▸ **EXERCISE**
Print every line of the records below word for word, without changing anything.

▸ **PROVIDED DATA**

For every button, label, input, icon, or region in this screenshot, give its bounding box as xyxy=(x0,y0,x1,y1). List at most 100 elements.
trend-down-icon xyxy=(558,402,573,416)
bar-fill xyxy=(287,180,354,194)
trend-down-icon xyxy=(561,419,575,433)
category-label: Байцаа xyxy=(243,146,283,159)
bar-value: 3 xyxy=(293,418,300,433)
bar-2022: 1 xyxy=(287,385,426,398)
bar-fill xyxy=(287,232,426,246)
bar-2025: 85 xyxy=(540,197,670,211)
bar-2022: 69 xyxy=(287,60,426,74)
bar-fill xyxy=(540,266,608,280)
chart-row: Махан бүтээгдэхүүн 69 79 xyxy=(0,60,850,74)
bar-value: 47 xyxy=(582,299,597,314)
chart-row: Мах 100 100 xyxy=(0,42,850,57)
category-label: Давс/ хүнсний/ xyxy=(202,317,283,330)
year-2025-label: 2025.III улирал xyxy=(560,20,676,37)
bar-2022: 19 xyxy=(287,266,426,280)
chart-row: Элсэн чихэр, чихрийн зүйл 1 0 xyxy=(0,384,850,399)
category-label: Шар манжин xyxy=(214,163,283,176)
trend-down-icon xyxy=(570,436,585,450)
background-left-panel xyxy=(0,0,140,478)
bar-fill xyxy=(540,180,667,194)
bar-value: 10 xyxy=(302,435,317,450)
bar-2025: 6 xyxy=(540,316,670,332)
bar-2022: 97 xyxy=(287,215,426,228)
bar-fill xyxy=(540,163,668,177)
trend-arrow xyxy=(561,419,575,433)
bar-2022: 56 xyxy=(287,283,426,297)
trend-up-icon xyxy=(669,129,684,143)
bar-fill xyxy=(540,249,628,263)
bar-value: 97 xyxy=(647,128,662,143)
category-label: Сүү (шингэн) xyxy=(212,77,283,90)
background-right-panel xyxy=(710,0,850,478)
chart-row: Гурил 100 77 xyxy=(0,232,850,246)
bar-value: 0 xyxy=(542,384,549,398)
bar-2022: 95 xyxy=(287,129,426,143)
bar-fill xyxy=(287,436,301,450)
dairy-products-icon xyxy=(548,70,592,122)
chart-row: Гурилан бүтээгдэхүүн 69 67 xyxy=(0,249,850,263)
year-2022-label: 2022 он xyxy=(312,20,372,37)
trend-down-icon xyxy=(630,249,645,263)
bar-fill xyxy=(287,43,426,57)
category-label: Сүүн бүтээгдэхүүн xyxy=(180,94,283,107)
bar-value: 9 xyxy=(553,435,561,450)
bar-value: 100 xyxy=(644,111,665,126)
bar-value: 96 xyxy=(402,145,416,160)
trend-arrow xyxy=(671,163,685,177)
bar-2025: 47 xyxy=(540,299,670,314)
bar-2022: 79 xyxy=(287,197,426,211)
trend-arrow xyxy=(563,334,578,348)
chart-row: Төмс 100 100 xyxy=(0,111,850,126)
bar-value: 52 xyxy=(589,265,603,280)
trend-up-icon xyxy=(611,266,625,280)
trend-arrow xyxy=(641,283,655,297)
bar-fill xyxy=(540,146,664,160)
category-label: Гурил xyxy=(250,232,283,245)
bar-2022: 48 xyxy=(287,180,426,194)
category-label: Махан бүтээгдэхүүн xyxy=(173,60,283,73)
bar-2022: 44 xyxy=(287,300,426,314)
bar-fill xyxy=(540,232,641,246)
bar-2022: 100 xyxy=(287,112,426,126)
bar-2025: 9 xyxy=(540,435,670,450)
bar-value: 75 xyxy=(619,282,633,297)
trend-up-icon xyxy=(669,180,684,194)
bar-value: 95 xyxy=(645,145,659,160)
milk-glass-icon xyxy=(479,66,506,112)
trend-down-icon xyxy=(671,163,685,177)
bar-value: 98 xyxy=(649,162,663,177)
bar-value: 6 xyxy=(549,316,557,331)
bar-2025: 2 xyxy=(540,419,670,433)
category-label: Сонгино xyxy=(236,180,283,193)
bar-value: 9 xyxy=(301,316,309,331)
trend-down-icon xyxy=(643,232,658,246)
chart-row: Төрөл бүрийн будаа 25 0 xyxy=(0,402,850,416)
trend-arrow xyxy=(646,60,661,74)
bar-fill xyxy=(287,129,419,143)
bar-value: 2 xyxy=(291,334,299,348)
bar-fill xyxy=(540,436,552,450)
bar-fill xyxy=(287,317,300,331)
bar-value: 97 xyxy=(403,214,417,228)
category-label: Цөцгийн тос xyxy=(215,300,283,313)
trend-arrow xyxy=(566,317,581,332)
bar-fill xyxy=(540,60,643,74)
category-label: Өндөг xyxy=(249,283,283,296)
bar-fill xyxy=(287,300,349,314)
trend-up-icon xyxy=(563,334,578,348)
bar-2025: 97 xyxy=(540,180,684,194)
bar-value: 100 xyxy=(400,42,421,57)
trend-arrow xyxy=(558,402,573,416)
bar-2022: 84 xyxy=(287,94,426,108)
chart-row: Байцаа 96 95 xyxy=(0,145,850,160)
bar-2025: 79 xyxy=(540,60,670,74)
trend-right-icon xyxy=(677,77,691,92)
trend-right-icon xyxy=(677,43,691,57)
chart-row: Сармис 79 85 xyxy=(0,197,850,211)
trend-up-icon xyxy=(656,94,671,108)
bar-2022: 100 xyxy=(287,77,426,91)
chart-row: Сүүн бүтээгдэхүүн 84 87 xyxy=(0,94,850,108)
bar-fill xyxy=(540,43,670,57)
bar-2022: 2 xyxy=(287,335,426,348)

▸ **TASK SOLUTION**
For every button, label, input, icon, or region in this screenshot, give its bounding box as xyxy=(x0,y0,x1,y1). List at most 100 elements.
trend-down-icon xyxy=(558,402,573,416)
bar-fill xyxy=(287,180,354,194)
trend-down-icon xyxy=(561,419,575,433)
category-label: Байцаа xyxy=(243,146,283,159)
bar-value: 3 xyxy=(293,418,300,433)
bar-2022: 1 xyxy=(287,385,426,398)
bar-fill xyxy=(287,232,426,246)
bar-2025: 85 xyxy=(540,197,670,211)
bar-2022: 69 xyxy=(287,60,426,74)
bar-fill xyxy=(540,266,608,280)
chart-row: Махан бүтээгдэхүүн 69 79 xyxy=(0,60,850,74)
bar-value: 47 xyxy=(582,299,597,314)
chart-row: Мах 100 100 xyxy=(0,42,850,57)
category-label: Давс/ хүнсний/ xyxy=(202,317,283,330)
year-2025-label: 2025.III улирал xyxy=(560,20,676,37)
bar-2022: 19 xyxy=(287,266,426,280)
chart-row: Элсэн чихэр, чихрийн зүйл 1 0 xyxy=(0,384,850,399)
category-label: Шар манжин xyxy=(214,163,283,176)
trend-down-icon xyxy=(570,436,585,450)
background-left-panel xyxy=(0,0,140,478)
bar-fill xyxy=(540,180,667,194)
bar-value: 10 xyxy=(302,435,317,450)
bar-2025: 6 xyxy=(540,316,670,332)
bar-2022: 97 xyxy=(287,215,426,228)
bar-fill xyxy=(540,163,668,177)
trend-arrow xyxy=(561,419,575,433)
bar-2022: 56 xyxy=(287,283,426,297)
trend-up-icon xyxy=(669,129,684,143)
bar-fill xyxy=(540,249,628,263)
bar-value: 97 xyxy=(647,128,662,143)
category-label: Сүү (шингэн) xyxy=(212,77,283,90)
background-right-panel xyxy=(710,0,850,478)
chart-row: Гурил 100 77 xyxy=(0,232,850,246)
bar-value: 0 xyxy=(542,384,549,398)
bar-2022: 95 xyxy=(287,129,426,143)
bar-fill xyxy=(287,436,301,450)
dairy-products-icon xyxy=(548,70,592,122)
chart-row: Гурилан бүтээгдэхүүн 69 67 xyxy=(0,249,850,263)
year-2022-label: 2022 он xyxy=(312,20,372,37)
trend-down-icon xyxy=(630,249,645,263)
bar-fill xyxy=(287,43,426,57)
category-label: Сүүн бүтээгдэхүүн xyxy=(180,94,283,107)
bar-value: 9 xyxy=(553,435,561,450)
bar-value: 100 xyxy=(644,111,665,126)
bar-value: 96 xyxy=(402,145,416,160)
trend-arrow xyxy=(671,163,685,177)
bar-2025: 47 xyxy=(540,299,670,314)
bar-2022: 79 xyxy=(287,197,426,211)
trend-arrow xyxy=(563,334,578,348)
chart-row: Төмс 100 100 xyxy=(0,111,850,126)
bar-value: 52 xyxy=(589,265,603,280)
trend-up-icon xyxy=(611,266,625,280)
trend-arrow xyxy=(641,283,655,297)
bar-fill xyxy=(540,146,664,160)
category-label: Гурил xyxy=(250,232,283,245)
bar-2022: 48 xyxy=(287,180,426,194)
category-label: Махан бүтээгдэхүүн xyxy=(173,60,283,73)
bar-2022: 44 xyxy=(287,300,426,314)
bar-fill xyxy=(540,232,641,246)
bar-2022: 100 xyxy=(287,112,426,126)
bar-2025: 9 xyxy=(540,435,670,450)
bar-value: 75 xyxy=(619,282,633,297)
trend-up-icon xyxy=(669,180,684,194)
bar-value: 95 xyxy=(645,145,659,160)
milk-glass-icon xyxy=(479,66,506,112)
trend-down-icon xyxy=(671,163,685,177)
bar-value: 98 xyxy=(649,162,663,177)
bar-value: 6 xyxy=(549,316,557,331)
bar-2025: 2 xyxy=(540,419,670,433)
category-label: Сонгино xyxy=(236,180,283,193)
bar-value: 9 xyxy=(301,316,309,331)
trend-down-icon xyxy=(643,232,658,246)
chart-row: Төрөл бүрийн будаа 25 0 xyxy=(0,402,850,416)
trend-arrow xyxy=(646,60,661,74)
bar-fill xyxy=(287,129,419,143)
bar-value: 2 xyxy=(291,334,299,348)
bar-fill xyxy=(540,436,552,450)
bar-fill xyxy=(287,317,300,331)
bar-value: 97 xyxy=(403,214,417,228)
category-label: Цөцгийн тос xyxy=(215,300,283,313)
trend-arrow xyxy=(566,317,581,332)
bar-fill xyxy=(540,60,643,74)
category-label: Өндөг xyxy=(249,283,283,296)
bar-fill xyxy=(287,300,349,314)
trend-up-icon xyxy=(563,334,578,348)
bar-2025: 97 xyxy=(540,180,684,194)
bar-value: 100 xyxy=(400,42,421,57)
trend-arrow xyxy=(558,402,573,416)
bar-2022: 84 xyxy=(287,94,426,108)
chart-row: Байцаа 96 95 xyxy=(0,145,850,160)
bar-2025: 79 xyxy=(540,60,670,74)
trend-right-icon xyxy=(677,77,691,92)
trend-right-icon xyxy=(677,43,691,57)
chart-row: Сармис 79 85 xyxy=(0,197,850,211)
trend-up-icon xyxy=(656,94,671,108)
bar-2022: 100 xyxy=(287,77,426,91)
chart-row: Сүүн бүтээгдэхүүн 84 87 xyxy=(0,94,850,108)
bar-fill xyxy=(540,43,670,57)
bar-2022: 2 xyxy=(287,335,426,348)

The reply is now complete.